• **Data provided**:

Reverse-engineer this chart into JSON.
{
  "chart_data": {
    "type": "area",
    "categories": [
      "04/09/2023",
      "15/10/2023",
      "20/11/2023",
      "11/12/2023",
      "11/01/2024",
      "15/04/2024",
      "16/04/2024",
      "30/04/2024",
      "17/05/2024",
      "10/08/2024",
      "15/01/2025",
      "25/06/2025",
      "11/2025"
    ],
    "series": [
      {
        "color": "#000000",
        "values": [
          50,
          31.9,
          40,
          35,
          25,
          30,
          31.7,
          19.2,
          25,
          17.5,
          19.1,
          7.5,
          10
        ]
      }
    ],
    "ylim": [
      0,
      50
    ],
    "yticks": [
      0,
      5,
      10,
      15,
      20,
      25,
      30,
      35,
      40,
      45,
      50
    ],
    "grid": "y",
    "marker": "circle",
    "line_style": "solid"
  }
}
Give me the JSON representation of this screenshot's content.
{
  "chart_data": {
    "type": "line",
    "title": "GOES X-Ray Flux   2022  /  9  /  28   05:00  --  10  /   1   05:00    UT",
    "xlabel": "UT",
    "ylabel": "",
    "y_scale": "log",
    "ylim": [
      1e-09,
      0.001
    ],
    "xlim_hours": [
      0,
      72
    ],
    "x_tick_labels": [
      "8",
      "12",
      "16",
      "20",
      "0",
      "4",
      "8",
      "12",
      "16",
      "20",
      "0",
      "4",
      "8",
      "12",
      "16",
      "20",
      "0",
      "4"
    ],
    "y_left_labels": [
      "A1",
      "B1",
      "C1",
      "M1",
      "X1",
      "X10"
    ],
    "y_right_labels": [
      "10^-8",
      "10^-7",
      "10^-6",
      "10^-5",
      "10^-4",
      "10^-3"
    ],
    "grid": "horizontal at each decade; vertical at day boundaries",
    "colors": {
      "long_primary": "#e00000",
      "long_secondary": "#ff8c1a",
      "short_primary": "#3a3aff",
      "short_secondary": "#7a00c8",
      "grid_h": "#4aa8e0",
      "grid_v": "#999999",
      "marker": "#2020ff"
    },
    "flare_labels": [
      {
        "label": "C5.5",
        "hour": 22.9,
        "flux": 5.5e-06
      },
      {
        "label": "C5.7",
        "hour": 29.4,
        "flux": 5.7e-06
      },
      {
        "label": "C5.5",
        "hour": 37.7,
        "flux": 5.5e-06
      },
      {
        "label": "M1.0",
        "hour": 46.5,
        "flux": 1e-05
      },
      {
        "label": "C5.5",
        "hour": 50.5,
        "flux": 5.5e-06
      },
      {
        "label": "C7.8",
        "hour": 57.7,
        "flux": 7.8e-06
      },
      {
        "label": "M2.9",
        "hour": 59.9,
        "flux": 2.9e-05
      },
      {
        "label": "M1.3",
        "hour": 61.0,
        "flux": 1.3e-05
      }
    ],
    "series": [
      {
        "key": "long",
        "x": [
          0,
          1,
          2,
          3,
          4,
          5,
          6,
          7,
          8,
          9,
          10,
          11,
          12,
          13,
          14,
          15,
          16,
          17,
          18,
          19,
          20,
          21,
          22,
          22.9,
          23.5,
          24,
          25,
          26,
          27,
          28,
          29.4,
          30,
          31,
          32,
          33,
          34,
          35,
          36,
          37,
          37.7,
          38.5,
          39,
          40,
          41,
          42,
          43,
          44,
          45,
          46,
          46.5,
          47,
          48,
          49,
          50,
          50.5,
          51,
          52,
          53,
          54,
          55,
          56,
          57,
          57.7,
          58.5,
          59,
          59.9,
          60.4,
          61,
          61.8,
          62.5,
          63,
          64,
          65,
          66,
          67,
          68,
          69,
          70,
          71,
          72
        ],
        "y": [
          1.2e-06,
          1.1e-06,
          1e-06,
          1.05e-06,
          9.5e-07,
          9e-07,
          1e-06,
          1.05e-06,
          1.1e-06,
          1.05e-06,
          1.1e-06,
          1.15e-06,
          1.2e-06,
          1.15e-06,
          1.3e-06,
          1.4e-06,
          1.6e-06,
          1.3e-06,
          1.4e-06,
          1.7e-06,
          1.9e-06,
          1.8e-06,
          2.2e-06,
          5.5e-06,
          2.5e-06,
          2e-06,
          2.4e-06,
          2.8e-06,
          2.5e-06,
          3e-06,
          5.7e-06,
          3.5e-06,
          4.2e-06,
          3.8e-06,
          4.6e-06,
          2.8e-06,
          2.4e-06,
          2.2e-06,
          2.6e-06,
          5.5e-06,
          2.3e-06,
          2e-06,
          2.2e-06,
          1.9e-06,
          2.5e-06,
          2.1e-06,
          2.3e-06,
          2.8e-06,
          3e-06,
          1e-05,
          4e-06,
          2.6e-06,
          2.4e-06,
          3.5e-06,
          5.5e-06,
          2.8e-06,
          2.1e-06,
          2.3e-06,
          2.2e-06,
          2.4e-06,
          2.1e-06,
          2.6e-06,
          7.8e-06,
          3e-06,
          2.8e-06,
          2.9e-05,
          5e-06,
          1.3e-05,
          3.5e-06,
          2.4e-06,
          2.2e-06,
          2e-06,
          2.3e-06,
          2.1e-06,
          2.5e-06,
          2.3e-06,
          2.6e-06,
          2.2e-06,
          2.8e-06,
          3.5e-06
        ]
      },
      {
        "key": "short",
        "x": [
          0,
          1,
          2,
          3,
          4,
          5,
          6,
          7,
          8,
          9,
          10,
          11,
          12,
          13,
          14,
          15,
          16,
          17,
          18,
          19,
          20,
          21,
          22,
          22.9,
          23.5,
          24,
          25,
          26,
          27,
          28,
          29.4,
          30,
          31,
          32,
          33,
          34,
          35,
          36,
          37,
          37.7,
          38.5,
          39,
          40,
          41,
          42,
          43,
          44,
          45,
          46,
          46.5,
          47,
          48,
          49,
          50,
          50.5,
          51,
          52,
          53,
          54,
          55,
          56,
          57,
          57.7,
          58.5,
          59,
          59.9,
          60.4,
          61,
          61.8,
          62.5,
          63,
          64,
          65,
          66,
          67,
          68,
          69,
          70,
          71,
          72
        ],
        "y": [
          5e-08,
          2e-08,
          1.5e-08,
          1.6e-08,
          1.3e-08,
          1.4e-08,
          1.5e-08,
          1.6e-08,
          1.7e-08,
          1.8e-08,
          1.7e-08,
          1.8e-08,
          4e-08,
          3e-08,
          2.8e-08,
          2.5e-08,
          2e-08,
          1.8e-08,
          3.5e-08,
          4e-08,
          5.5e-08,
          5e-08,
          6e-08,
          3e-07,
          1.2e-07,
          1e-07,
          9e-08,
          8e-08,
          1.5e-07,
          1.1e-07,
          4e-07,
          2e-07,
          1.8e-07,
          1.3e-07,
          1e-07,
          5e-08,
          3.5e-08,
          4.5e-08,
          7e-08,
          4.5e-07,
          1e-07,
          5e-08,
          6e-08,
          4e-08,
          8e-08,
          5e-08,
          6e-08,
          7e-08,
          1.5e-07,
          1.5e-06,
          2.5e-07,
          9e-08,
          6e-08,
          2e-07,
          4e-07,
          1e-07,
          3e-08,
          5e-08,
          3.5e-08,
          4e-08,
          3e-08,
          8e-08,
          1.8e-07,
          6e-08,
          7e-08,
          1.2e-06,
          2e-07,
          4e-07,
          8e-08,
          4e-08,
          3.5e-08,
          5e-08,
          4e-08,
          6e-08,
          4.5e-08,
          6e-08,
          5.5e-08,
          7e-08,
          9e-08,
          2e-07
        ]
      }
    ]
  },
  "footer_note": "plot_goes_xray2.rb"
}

• **Problem to solve**: Recopy the entries above in their entirety, exactly.

• **Answer in full**:
Reverse-engineer this chart into JSON.
{
  "chart_data": {
    "type": "area",
    "categories": [
      "04/09/2023",
      "15/10/2023",
      "20/11/2023",
      "11/12/2023",
      "11/01/2024",
      "15/04/2024",
      "16/04/2024",
      "30/04/2024",
      "17/05/2024",
      "10/08/2024",
      "15/01/2025",
      "25/06/2025",
      "11/2025"
    ],
    "series": [
      {
        "color": "#000000",
        "values": [
          50,
          31.9,
          40,
          35,
          25,
          30,
          31.7,
          19.2,
          25,
          17.5,
          19.1,
          7.5,
          10
        ]
      }
    ],
    "ylim": [
      0,
      50
    ],
    "yticks": [
      0,
      5,
      10,
      15,
      20,
      25,
      30,
      35,
      40,
      45,
      50
    ],
    "grid": "y",
    "marker": "circle",
    "line_style": "solid"
  }
}
Give me the JSON representation of this screenshot's content.
{
  "chart_data": {
    "type": "line",
    "title": "GOES X-Ray Flux   2022  /  9  /  28   05:00  --  10  /   1   05:00    UT",
    "xlabel": "UT",
    "ylabel": "",
    "y_scale": "log",
    "ylim": [
      1e-09,
      0.001
    ],
    "xlim_hours": [
      0,
      72
    ],
    "x_tick_labels": [
      "8",
      "12",
      "16",
      "20",
      "0",
      "4",
      "8",
      "12",
      "16",
      "20",
      "0",
      "4",
      "8",
      "12",
      "16",
      "20",
      "0",
      "4"
    ],
    "y_left_labels": [
      "A1",
      "B1",
      "C1",
      "M1",
      "X1",
      "X10"
    ],
    "y_right_labels": [
      "10^-8",
      "10^-7",
      "10^-6",
      "10^-5",
      "10^-4",
      "10^-3"
    ],
    "grid": "horizontal at each decade; vertical at day boundaries",
    "colors": {
      "long_primary": "#e00000",
      "long_secondary": "#ff8c1a",
      "short_primary": "#3a3aff",
      "short_secondary": "#7a00c8",
      "grid_h": "#4aa8e0",
      "grid_v": "#999999",
      "marker": "#2020ff"
    },
    "flare_labels": [
      {
        "label": "C5.5",
        "hour": 22.9,
        "flux": 5.5e-06
      },
      {
        "label": "C5.7",
        "hour": 29.4,
        "flux": 5.7e-06
      },
      {
        "label": "C5.5",
        "hour": 37.7,
        "flux": 5.5e-06
      },
      {
        "label": "M1.0",
        "hour": 46.5,
        "flux": 1e-05
      },
      {
        "label": "C5.5",
        "hour": 50.5,
        "flux": 5.5e-06
      },
      {
        "label": "C7.8",
        "hour": 57.7,
        "flux": 7.8e-06
      },
      {
        "label": "M2.9",
        "hour": 59.9,
        "flux": 2.9e-05
      },
      {
        "label": "M1.3",
        "hour": 61.0,
        "flux": 1.3e-05
      }
    ],
    "series": [
      {
        "key": "long",
        "x": [
          0,
          1,
          2,
          3,
          4,
          5,
          6,
          7,
          8,
          9,
          10,
          11,
          12,
          13,
          14,
          15,
          16,
          17,
          18,
          19,
          20,
          21,
          22,
          22.9,
          23.5,
          24,
          25,
          26,
          27,
          28,
          29.4,
          30,
          31,
          32,
          33,
          34,
          35,
          36,
          37,
          37.7,
          38.5,
          39,
          40,
          41,
          42,
          43,
          44,
          45,
          46,
          46.5,
          47,
          48,
          49,
          50,
          50.5,
          51,
          52,
          53,
          54,
          55,
          56,
          57,
          57.7,
          58.5,
          59,
          59.9,
          60.4,
          61,
          61.8,
          62.5,
          63,
          64,
          65,
          66,
          67,
          68,
          69,
          70,
          71,
          72
        ],
        "y": [
          1.2e-06,
          1.1e-06,
          1e-06,
          1.05e-06,
          9.5e-07,
          9e-07,
          1e-06,
          1.05e-06,
          1.1e-06,
          1.05e-06,
          1.1e-06,
          1.15e-06,
          1.2e-06,
          1.15e-06,
          1.3e-06,
          1.4e-06,
          1.6e-06,
          1.3e-06,
          1.4e-06,
          1.7e-06,
          1.9e-06,
          1.8e-06,
          2.2e-06,
          5.5e-06,
          2.5e-06,
          2e-06,
          2.4e-06,
          2.8e-06,
          2.5e-06,
          3e-06,
          5.7e-06,
          3.5e-06,
          4.2e-06,
          3.8e-06,
          4.6e-06,
          2.8e-06,
          2.4e-06,
          2.2e-06,
          2.6e-06,
          5.5e-06,
          2.3e-06,
          2e-06,
          2.2e-06,
          1.9e-06,
          2.5e-06,
          2.1e-06,
          2.3e-06,
          2.8e-06,
          3e-06,
          1e-05,
          4e-06,
          2.6e-06,
          2.4e-06,
          3.5e-06,
          5.5e-06,
          2.8e-06,
          2.1e-06,
          2.3e-06,
          2.2e-06,
          2.4e-06,
          2.1e-06,
          2.6e-06,
          7.8e-06,
          3e-06,
          2.8e-06,
          2.9e-05,
          5e-06,
          1.3e-05,
          3.5e-06,
          2.4e-06,
          2.2e-06,
          2e-06,
          2.3e-06,
          2.1e-06,
          2.5e-06,
          2.3e-06,
          2.6e-06,
          2.2e-06,
          2.8e-06,
          3.5e-06
        ]
      },
      {
        "key": "short",
        "x": [
          0,
          1,
          2,
          3,
          4,
          5,
          6,
          7,
          8,
          9,
          10,
          11,
          12,
          13,
          14,
          15,
          16,
          17,
          18,
          19,
          20,
          21,
          22,
          22.9,
          23.5,
          24,
          25,
          26,
          27,
          28,
          29.4,
          30,
          31,
          32,
          33,
          34,
          35,
          36,
          37,
          37.7,
          38.5,
          39,
          40,
          41,
          42,
          43,
          44,
          45,
          46,
          46.5,
          47,
          48,
          49,
          50,
          50.5,
          51,
          52,
          53,
          54,
          55,
          56,
          57,
          57.7,
          58.5,
          59,
          59.9,
          60.4,
          61,
          61.8,
          62.5,
          63,
          64,
          65,
          66,
          67,
          68,
          69,
          70,
          71,
          72
        ],
        "y": [
          5e-08,
          2e-08,
          1.5e-08,
          1.6e-08,
          1.3e-08,
          1.4e-08,
          1.5e-08,
          1.6e-08,
          1.7e-08,
          1.8e-08,
          1.7e-08,
          1.8e-08,
          4e-08,
          3e-08,
          2.8e-08,
          2.5e-08,
          2e-08,
          1.8e-08,
          3.5e-08,
          4e-08,
          5.5e-08,
          5e-08,
          6e-08,
          3e-07,
          1.2e-07,
          1e-07,
          9e-08,
          8e-08,
          1.5e-07,
          1.1e-07,
          4e-07,
          2e-07,
          1.8e-07,
          1.3e-07,
          1e-07,
          5e-08,
          3.5e-08,
          4.5e-08,
          7e-08,
          4.5e-07,
          1e-07,
          5e-08,
          6e-08,
          4e-08,
          8e-08,
          5e-08,
          6e-08,
          7e-08,
          1.5e-07,
          1.5e-06,
          2.5e-07,
          9e-08,
          6e-08,
          2e-07,
          4e-07,
          1e-07,
          3e-08,
          5e-08,
          3.5e-08,
          4e-08,
          3e-08,
          8e-08,
          1.8e-07,
          6e-08,
          7e-08,
          1.2e-06,
          2e-07,
          4e-07,
          8e-08,
          4e-08,
          3.5e-08,
          5e-08,
          4e-08,
          6e-08,
          4.5e-08,
          6e-08,
          5.5e-08,
          7e-08,
          9e-08,
          2e-07
        ]
      }
    ]
  },
  "footer_note": "plot_goes_xray2.rb"
}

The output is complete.